Given task:
Please repeat all of the listing exactly.

* * *

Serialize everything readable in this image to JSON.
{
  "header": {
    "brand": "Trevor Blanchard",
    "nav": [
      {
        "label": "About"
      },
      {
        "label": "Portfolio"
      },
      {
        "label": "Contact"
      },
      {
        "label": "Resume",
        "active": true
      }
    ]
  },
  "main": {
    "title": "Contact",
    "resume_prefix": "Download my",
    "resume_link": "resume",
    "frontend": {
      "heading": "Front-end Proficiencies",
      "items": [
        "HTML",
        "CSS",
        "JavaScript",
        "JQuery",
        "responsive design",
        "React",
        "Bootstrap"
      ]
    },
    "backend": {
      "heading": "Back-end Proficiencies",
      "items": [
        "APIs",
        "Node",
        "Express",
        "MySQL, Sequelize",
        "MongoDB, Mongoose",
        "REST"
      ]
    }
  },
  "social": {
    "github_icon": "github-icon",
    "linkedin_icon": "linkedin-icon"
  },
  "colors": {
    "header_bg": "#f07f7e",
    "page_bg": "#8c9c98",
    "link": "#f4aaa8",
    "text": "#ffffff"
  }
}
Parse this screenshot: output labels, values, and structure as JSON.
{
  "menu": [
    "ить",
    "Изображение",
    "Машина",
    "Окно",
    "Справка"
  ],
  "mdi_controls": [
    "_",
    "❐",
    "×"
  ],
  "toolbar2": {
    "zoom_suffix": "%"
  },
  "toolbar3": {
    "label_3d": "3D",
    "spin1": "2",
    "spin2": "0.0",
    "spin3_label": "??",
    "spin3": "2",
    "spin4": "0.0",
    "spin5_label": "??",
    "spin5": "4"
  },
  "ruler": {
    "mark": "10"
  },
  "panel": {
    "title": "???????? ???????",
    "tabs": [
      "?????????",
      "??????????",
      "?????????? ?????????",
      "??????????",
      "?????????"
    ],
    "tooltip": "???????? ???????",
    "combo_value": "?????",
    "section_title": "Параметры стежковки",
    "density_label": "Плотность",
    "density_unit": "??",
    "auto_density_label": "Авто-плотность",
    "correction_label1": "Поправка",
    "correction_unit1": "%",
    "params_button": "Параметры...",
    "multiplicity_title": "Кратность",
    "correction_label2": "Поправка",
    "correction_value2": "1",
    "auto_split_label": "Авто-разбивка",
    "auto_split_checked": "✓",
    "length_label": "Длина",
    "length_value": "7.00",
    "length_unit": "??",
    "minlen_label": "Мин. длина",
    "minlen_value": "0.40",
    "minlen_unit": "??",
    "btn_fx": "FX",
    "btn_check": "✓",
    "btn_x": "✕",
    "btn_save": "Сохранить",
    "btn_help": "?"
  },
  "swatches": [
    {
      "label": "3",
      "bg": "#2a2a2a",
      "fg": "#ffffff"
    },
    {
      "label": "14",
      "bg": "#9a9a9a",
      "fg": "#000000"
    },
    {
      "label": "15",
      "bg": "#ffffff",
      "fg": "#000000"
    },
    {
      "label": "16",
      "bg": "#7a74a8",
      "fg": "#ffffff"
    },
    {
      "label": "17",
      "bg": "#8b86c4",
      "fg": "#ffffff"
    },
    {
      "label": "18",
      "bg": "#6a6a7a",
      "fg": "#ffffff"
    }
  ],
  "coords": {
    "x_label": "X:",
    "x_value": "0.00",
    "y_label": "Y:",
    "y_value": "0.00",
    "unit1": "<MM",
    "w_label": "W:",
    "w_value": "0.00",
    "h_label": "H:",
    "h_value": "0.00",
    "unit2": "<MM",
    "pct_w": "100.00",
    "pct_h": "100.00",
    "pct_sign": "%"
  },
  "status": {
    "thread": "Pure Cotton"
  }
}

* * *

Result of the task:
Serialize everything readable in this image to JSON.
{
  "header": {
    "brand": "Trevor Blanchard",
    "nav": [
      {
        "label": "About"
      },
      {
        "label": "Portfolio"
      },
      {
        "label": "Contact"
      },
      {
        "label": "Resume",
        "active": true
      }
    ]
  },
  "main": {
    "title": "Contact",
    "resume_prefix": "Download my",
    "resume_link": "resume",
    "frontend": {
      "heading": "Front-end Proficiencies",
      "items": [
        "HTML",
        "CSS",
        "JavaScript",
        "JQuery",
        "responsive design",
        "React",
        "Bootstrap"
      ]
    },
    "backend": {
      "heading": "Back-end Proficiencies",
      "items": [
        "APIs",
        "Node",
        "Express",
        "MySQL, Sequelize",
        "MongoDB, Mongoose",
        "REST"
      ]
    }
  },
  "social": {
    "github_icon": "github-icon",
    "linkedin_icon": "linkedin-icon"
  },
  "colors": {
    "header_bg": "#f07f7e",
    "page_bg": "#8c9c98",
    "link": "#f4aaa8",
    "text": "#ffffff"
  }
}
Parse this screenshot: output labels, values, and structure as JSON.
{
  "menu": [
    "ить",
    "Изображение",
    "Машина",
    "Окно",
    "Справка"
  ],
  "mdi_controls": [
    "_",
    "❐",
    "×"
  ],
  "toolbar2": {
    "zoom_suffix": "%"
  },
  "toolbar3": {
    "label_3d": "3D",
    "spin1": "2",
    "spin2": "0.0",
    "spin3_label": "??",
    "spin3": "2",
    "spin4": "0.0",
    "spin5_label": "??",
    "spin5": "4"
  },
  "ruler": {
    "mark": "10"
  },
  "panel": {
    "title": "???????? ???????",
    "tabs": [
      "?????????",
      "??????????",
      "?????????? ?????????",
      "??????????",
      "?????????"
    ],
    "tooltip": "???????? ???????",
    "combo_value": "?????",
    "section_title": "Параметры стежковки",
    "density_label": "Плотность",
    "density_unit": "??",
    "auto_density_label": "Авто-плотность",
    "correction_label1": "Поправка",
    "correction_unit1": "%",
    "params_button": "Параметры...",
    "multiplicity_title": "Кратность",
    "correction_label2": "Поправка",
    "correction_value2": "1",
    "auto_split_label": "Авто-разбивка",
    "auto_split_checked": "✓",
    "length_label": "Длина",
    "length_value": "7.00",
    "length_unit": "??",
    "minlen_label": "Мин. длина",
    "minlen_value": "0.40",
    "minlen_unit": "??",
    "btn_fx": "FX",
    "btn_check": "✓",
    "btn_x": "✕",
    "btn_save": "Сохранить",
    "btn_help": "?"
  },
  "swatches": [
    {
      "label": "3",
      "bg": "#2a2a2a",
      "fg": "#ffffff"
    },
    {
      "label": "14",
      "bg": "#9a9a9a",
      "fg": "#000000"
    },
    {
      "label": "15",
      "bg": "#ffffff",
      "fg": "#000000"
    },
    {
      "label": "16",
      "bg": "#7a74a8",
      "fg": "#ffffff"
    },
    {
      "label": "17",
      "bg": "#8b86c4",
      "fg": "#ffffff"
    },
    {
      "label": "18",
      "bg": "#6a6a7a",
      "fg": "#ffffff"
    }
  ],
  "coords": {
    "x_label": "X:",
    "x_value": "0.00",
    "y_label": "Y:",
    "y_value": "0.00",
    "unit1": "<MM",
    "w_label": "W:",
    "w_value": "0.00",
    "h_label": "H:",
    "h_value": "0.00",
    "unit2": "<MM",
    "pct_w": "100.00",
    "pct_h": "100.00",
    "pct_sign": "%"
  },
  "status": {
    "thread": "Pure Cotton"
  }
}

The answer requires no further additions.